- REQUIREMENTS: Reproduce all of the data exactly.

++++ RECORD SET ++++

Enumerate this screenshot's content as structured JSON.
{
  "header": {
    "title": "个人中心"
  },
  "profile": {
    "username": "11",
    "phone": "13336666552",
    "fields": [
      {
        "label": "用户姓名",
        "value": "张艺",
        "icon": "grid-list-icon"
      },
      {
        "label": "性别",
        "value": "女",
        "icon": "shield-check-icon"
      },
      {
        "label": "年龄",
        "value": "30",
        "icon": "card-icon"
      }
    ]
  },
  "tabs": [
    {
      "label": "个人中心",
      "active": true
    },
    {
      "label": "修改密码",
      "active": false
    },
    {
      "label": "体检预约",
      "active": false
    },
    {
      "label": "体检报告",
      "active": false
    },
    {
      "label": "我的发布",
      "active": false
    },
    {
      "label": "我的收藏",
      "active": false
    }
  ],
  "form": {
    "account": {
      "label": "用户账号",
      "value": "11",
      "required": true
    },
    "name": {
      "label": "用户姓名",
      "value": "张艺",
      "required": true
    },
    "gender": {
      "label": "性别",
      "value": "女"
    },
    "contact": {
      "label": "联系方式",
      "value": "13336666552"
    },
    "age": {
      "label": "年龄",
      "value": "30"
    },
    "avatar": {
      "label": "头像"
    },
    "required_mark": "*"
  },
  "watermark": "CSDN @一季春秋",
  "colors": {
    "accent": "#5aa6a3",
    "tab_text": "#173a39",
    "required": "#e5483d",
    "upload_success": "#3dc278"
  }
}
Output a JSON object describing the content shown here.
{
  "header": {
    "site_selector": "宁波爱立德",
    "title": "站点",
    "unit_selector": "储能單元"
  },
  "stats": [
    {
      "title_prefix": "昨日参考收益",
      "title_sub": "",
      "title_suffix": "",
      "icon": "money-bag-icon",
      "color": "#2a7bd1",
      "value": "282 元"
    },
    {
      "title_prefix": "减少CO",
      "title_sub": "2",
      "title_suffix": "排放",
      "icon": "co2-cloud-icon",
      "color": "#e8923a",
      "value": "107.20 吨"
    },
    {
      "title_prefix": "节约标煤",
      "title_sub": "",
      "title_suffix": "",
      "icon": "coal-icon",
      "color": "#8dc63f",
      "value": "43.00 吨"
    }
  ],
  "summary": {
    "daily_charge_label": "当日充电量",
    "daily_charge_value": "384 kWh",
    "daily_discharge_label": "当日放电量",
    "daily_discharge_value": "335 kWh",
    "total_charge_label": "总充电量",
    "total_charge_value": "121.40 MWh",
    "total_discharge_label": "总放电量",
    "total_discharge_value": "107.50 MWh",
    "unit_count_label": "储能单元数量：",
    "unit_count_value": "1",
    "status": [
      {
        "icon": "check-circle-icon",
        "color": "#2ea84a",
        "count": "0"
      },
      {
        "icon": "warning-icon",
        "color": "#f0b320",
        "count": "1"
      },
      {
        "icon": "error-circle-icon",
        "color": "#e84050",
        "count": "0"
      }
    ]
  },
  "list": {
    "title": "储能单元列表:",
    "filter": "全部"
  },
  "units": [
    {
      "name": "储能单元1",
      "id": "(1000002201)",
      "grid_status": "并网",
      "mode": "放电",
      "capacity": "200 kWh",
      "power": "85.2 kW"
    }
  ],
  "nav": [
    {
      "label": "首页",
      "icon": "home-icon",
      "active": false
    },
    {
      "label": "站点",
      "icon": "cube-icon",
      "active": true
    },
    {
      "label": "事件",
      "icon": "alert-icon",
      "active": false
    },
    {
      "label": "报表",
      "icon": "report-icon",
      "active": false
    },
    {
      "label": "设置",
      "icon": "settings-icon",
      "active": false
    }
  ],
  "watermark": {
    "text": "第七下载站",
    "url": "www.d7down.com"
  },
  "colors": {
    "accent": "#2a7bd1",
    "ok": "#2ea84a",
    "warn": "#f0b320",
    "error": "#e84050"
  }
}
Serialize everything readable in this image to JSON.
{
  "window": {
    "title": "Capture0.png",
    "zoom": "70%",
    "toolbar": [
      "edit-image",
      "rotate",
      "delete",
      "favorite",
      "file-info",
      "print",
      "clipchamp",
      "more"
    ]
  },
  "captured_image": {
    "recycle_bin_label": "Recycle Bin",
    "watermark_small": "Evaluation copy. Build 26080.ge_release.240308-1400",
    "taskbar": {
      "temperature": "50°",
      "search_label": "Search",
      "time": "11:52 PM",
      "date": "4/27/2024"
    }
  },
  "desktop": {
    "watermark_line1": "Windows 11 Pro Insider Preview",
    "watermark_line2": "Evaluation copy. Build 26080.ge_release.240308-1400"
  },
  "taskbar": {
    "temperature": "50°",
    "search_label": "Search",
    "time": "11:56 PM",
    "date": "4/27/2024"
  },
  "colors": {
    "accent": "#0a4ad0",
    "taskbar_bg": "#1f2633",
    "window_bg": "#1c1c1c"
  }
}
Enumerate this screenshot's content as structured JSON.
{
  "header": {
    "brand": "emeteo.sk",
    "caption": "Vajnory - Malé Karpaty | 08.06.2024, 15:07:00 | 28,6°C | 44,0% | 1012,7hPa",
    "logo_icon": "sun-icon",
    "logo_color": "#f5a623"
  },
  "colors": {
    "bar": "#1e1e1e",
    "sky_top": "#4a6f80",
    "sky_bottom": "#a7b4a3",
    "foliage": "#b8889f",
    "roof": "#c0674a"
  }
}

++++

- OUTPUT FOR THIS TASK:
Enumerate this screenshot's content as structured JSON.
{
  "header": {
    "title": "个人中心"
  },
  "profile": {
    "username": "11",
    "phone": "13336666552",
    "fields": [
      {
        "label": "用户姓名",
        "value": "张艺",
        "icon": "grid-list-icon"
      },
      {
        "label": "性别",
        "value": "女",
        "icon": "shield-check-icon"
      },
      {
        "label": "年龄",
        "value": "30",
        "icon": "card-icon"
      }
    ]
  },
  "tabs": [
    {
      "label": "个人中心",
      "active": true
    },
    {
      "label": "修改密码",
      "active": false
    },
    {
      "label": "体检预约",
      "active": false
    },
    {
      "label": "体检报告",
      "active": false
    },
    {
      "label": "我的发布",
      "active": false
    },
    {
      "label": "我的收藏",
      "active": false
    }
  ],
  "form": {
    "account": {
      "label": "用户账号",
      "value": "11",
      "required": true
    },
    "name": {
      "label": "用户姓名",
      "value": "张艺",
      "required": true
    },
    "gender": {
      "label": "性别",
      "value": "女"
    },
    "contact": {
      "label": "联系方式",
      "value": "13336666552"
    },
    "age": {
      "label": "年龄",
      "value": "30"
    },
    "avatar": {
      "label": "头像"
    },
    "required_mark": "*"
  },
  "watermark": "CSDN @一季春秋",
  "colors": {
    "accent": "#5aa6a3",
    "tab_text": "#173a39",
    "required": "#e5483d",
    "upload_success": "#3dc278"
  }
}
Output a JSON object describing the content shown here.
{
  "header": {
    "site_selector": "宁波爱立德",
    "title": "站点",
    "unit_selector": "储能單元"
  },
  "stats": [
    {
      "title_prefix": "昨日参考收益",
      "title_sub": "",
      "title_suffix": "",
      "icon": "money-bag-icon",
      "color": "#2a7bd1",
      "value": "282 元"
    },
    {
      "title_prefix": "减少CO",
      "title_sub": "2",
      "title_suffix": "排放",
      "icon": "co2-cloud-icon",
      "color": "#e8923a",
      "value": "107.20 吨"
    },
    {
      "title_prefix": "节约标煤",
      "title_sub": "",
      "title_suffix": "",
      "icon": "coal-icon",
      "color": "#8dc63f",
      "value": "43.00 吨"
    }
  ],
  "summary": {
    "daily_charge_label": "当日充电量",
    "daily_charge_value": "384 kWh",
    "daily_discharge_label": "当日放电量",
    "daily_discharge_value": "335 kWh",
    "total_charge_label": "总充电量",
    "total_charge_value": "121.40 MWh",
    "total_discharge_label": "总放电量",
    "total_discharge_value": "107.50 MWh",
    "unit_count_label": "储能单元数量：",
    "unit_count_value": "1",
    "status": [
      {
        "icon": "check-circle-icon",
        "color": "#2ea84a",
        "count": "0"
      },
      {
        "icon": "warning-icon",
        "color": "#f0b320",
        "count": "1"
      },
      {
        "icon": "error-circle-icon",
        "color": "#e84050",
        "count": "0"
      }
    ]
  },
  "list": {
    "title": "储能单元列表:",
    "filter": "全部"
  },
  "units": [
    {
      "name": "储能单元1",
      "id": "(1000002201)",
      "grid_status": "并网",
      "mode": "放电",
      "capacity": "200 kWh",
      "power": "85.2 kW"
    }
  ],
  "nav": [
    {
      "label": "首页",
      "icon": "home-icon",
      "active": false
    },
    {
      "label": "站点",
      "icon": "cube-icon",
      "active": true
    },
    {
      "label": "事件",
      "icon": "alert-icon",
      "active": false
    },
    {
      "label": "报表",
      "icon": "report-icon",
      "active": false
    },
    {
      "label": "设置",
      "icon": "settings-icon",
      "active": false
    }
  ],
  "watermark": {
    "text": "第七下载站",
    "url": "www.d7down.com"
  },
  "colors": {
    "accent": "#2a7bd1",
    "ok": "#2ea84a",
    "warn": "#f0b320",
    "error": "#e84050"
  }
}
Serialize everything readable in this image to JSON.
{
  "window": {
    "title": "Capture0.png",
    "zoom": "70%",
    "toolbar": [
      "edit-image",
      "rotate",
      "delete",
      "favorite",
      "file-info",
      "print",
      "clipchamp",
      "more"
    ]
  },
  "captured_image": {
    "recycle_bin_label": "Recycle Bin",
    "watermark_small": "Evaluation copy. Build 26080.ge_release.240308-1400",
    "taskbar": {
      "temperature": "50°",
      "search_label": "Search",
      "time": "11:52 PM",
      "date": "4/27/2024"
    }
  },
  "desktop": {
    "watermark_line1": "Windows 11 Pro Insider Preview",
    "watermark_line2": "Evaluation copy. Build 26080.ge_release.240308-1400"
  },
  "taskbar": {
    "temperature": "50°",
    "search_label": "Search",
    "time": "11:56 PM",
    "date": "4/27/2024"
  },
  "colors": {
    "accent": "#0a4ad0",
    "taskbar_bg": "#1f2633",
    "window_bg": "#1c1c1c"
  }
}
Enumerate this screenshot's content as structured JSON.
{
  "header": {
    "brand": "emeteo.sk",
    "caption": "Vajnory - Malé Karpaty | 08.06.2024, 15:07:00 | 28,6°C | 44,0% | 1012,7hPa",
    "logo_icon": "sun-icon",
    "logo_color": "#f5a623"
  },
  "colors": {
    "bar": "#1e1e1e",
    "sky_top": "#4a6f80",
    "sky_bottom": "#a7b4a3",
    "foliage": "#b8889f",
    "roof": "#c0674a"
  }
}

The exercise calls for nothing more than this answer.